**SET TASK:**
Find the lines with the string "this" and return them.

:: MATERIAL FOR THE TASK

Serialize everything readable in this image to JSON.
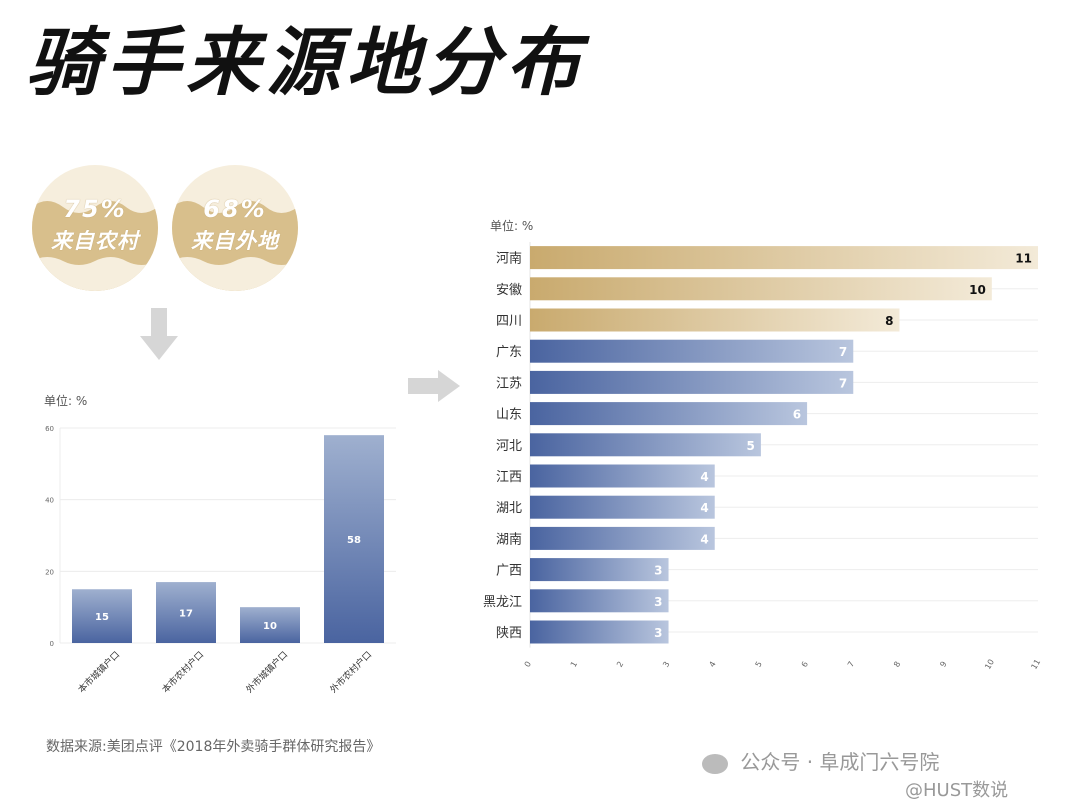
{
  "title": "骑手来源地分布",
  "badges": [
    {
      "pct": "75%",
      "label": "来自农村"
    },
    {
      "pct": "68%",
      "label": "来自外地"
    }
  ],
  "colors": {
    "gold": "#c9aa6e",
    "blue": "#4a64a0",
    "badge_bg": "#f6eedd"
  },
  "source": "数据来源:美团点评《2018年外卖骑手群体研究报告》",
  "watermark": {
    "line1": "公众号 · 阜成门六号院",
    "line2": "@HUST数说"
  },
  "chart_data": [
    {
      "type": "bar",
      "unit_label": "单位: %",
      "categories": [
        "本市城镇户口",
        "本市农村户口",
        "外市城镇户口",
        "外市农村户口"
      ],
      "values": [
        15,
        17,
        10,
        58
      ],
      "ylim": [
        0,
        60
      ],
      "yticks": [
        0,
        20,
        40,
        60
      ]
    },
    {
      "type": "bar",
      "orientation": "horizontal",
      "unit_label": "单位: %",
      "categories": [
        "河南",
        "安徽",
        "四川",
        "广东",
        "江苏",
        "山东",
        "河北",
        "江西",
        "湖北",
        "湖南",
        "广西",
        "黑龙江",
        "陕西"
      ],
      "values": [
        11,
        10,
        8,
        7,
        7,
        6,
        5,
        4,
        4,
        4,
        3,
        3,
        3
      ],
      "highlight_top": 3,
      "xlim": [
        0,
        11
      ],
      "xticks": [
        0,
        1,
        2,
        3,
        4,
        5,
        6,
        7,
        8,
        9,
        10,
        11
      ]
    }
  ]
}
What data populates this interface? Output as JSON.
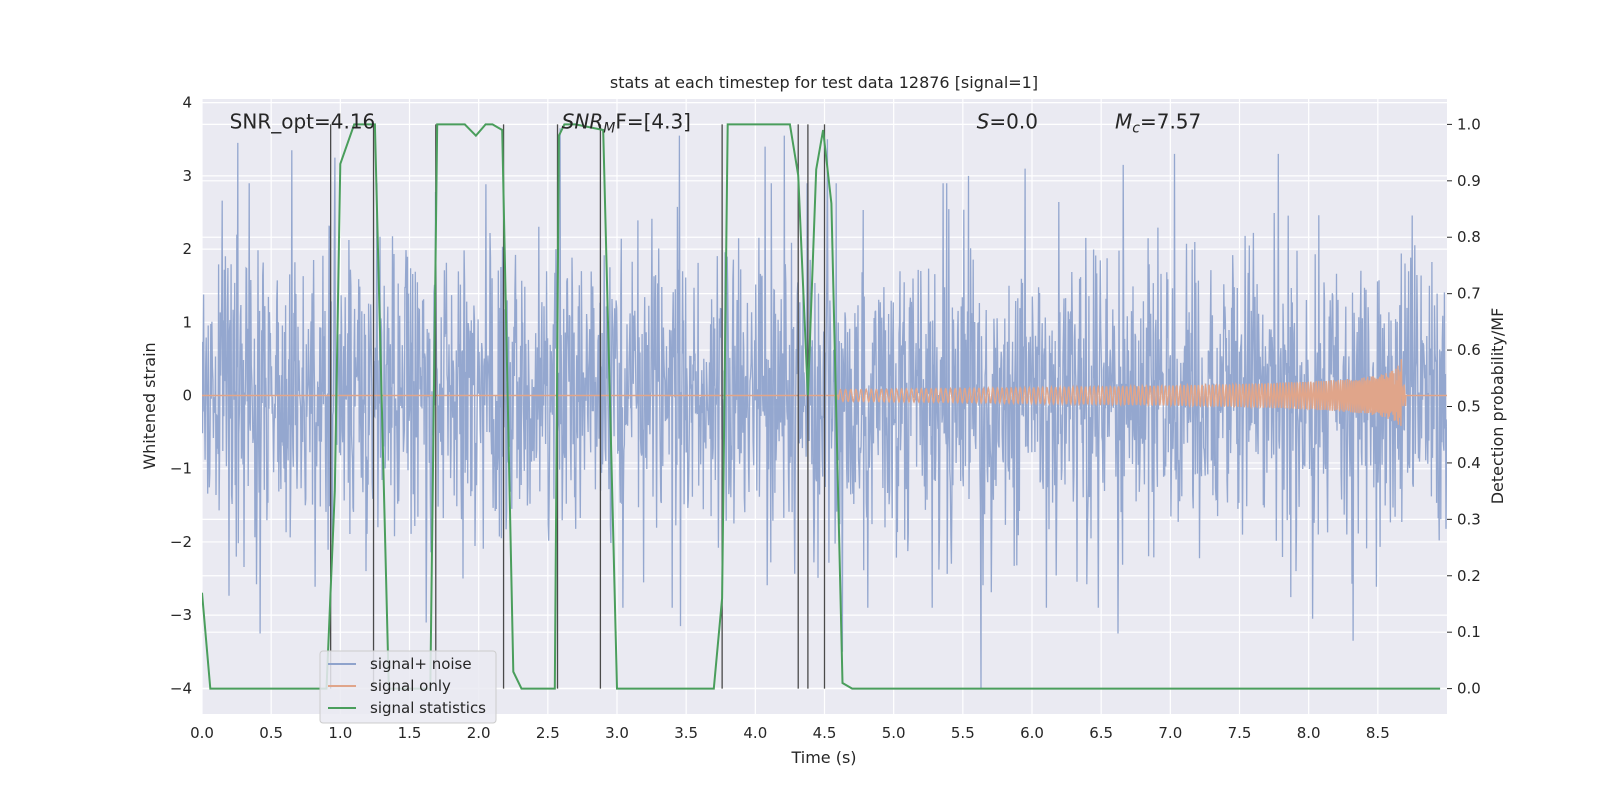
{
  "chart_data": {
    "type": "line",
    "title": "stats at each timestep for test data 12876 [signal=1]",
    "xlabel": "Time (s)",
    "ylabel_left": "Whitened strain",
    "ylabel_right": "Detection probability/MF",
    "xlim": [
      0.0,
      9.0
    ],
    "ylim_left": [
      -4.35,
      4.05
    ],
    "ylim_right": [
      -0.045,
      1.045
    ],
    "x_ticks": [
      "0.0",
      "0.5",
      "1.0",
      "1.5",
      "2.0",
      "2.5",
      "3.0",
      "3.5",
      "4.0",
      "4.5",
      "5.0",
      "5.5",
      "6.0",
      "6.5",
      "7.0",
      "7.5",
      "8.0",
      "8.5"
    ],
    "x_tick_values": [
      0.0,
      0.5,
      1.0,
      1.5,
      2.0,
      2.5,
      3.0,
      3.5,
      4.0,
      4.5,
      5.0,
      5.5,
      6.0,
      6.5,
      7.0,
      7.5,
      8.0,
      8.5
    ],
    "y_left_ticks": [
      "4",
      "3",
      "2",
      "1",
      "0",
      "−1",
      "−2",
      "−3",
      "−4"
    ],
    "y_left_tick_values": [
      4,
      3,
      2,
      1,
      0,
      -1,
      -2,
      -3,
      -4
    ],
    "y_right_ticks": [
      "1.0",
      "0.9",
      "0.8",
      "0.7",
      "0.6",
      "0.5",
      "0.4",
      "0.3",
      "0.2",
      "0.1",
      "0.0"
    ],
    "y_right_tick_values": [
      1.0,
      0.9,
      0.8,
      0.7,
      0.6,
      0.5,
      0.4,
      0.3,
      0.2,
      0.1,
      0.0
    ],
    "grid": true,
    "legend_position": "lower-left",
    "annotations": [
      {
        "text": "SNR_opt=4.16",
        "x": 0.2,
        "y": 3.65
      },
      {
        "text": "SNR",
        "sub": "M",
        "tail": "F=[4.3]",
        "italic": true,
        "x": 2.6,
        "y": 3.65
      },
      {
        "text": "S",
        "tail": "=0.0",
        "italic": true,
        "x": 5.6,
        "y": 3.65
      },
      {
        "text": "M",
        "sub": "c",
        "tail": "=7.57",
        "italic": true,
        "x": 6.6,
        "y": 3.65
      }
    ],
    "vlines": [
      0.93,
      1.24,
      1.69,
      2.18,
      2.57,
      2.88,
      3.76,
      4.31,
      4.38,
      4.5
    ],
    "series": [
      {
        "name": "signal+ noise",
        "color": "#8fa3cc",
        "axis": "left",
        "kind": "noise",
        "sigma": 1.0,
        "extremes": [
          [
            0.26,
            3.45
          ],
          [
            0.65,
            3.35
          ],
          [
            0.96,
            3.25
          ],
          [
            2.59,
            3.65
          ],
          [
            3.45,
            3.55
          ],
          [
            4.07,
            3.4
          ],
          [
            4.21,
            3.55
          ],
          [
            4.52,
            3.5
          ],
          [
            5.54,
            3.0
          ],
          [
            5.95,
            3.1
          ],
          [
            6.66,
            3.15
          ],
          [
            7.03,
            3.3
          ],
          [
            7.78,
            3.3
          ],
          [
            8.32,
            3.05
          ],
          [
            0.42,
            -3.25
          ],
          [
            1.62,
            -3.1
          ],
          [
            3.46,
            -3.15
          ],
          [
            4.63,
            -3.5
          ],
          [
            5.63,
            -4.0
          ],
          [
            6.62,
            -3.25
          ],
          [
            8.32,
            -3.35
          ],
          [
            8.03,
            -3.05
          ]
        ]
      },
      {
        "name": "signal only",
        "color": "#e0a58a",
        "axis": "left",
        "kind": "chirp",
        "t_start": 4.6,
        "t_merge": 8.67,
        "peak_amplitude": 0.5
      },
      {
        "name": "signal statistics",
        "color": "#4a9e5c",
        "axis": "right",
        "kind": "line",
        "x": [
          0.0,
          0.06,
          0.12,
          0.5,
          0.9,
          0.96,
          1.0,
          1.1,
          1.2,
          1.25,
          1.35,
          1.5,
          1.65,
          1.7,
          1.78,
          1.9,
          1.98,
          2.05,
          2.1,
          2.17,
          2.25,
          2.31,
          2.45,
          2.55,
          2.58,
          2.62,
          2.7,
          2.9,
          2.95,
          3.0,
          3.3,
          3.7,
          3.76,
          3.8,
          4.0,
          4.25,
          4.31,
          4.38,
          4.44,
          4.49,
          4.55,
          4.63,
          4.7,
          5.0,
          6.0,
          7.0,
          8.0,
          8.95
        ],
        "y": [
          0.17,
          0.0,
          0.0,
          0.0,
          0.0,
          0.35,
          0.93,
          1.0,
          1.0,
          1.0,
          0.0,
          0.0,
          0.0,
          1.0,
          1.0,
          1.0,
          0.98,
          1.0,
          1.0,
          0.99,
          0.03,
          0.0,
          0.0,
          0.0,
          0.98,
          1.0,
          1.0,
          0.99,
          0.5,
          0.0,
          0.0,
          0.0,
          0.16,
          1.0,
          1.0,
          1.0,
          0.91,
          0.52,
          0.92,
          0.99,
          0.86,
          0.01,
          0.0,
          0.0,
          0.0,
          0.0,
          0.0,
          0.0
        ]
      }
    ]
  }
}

::::
:: MATERIAL FOR THE TASK

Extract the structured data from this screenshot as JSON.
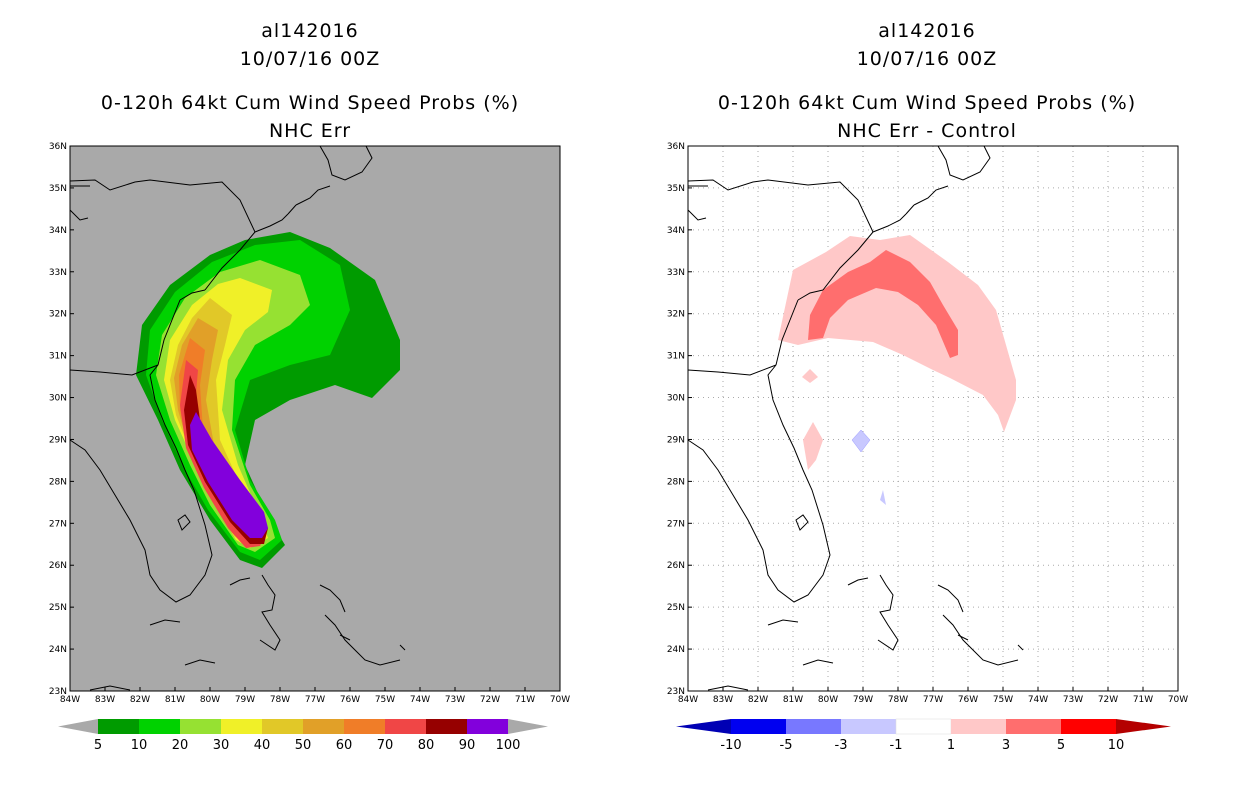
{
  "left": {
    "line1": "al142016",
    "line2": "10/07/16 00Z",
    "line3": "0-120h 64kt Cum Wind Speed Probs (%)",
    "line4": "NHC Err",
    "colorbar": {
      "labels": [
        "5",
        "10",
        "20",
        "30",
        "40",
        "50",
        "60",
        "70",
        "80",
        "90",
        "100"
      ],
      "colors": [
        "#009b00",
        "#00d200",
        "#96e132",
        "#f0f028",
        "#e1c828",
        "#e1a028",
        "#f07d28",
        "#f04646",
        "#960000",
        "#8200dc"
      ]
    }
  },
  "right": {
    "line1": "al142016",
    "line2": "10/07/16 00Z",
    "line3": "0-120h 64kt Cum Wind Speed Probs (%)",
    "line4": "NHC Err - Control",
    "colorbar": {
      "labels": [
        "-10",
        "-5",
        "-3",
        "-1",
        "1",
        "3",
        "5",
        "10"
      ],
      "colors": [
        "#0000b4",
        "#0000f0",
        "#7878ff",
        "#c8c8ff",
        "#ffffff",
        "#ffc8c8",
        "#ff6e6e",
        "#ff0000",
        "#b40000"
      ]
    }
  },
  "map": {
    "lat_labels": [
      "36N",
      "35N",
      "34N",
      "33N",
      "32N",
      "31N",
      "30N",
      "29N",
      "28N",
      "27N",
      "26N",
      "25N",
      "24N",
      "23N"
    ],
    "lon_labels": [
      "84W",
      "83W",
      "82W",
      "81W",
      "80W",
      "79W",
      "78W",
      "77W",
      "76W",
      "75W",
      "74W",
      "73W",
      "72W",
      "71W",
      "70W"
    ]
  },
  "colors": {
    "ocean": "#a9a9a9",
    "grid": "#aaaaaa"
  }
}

::::

**EXERCISE RESPONSE:**
Serialize everything readable in this image to JSON.
What data populates this interface? Output as JSON.
Extract the structured data from this screenshot as JSON.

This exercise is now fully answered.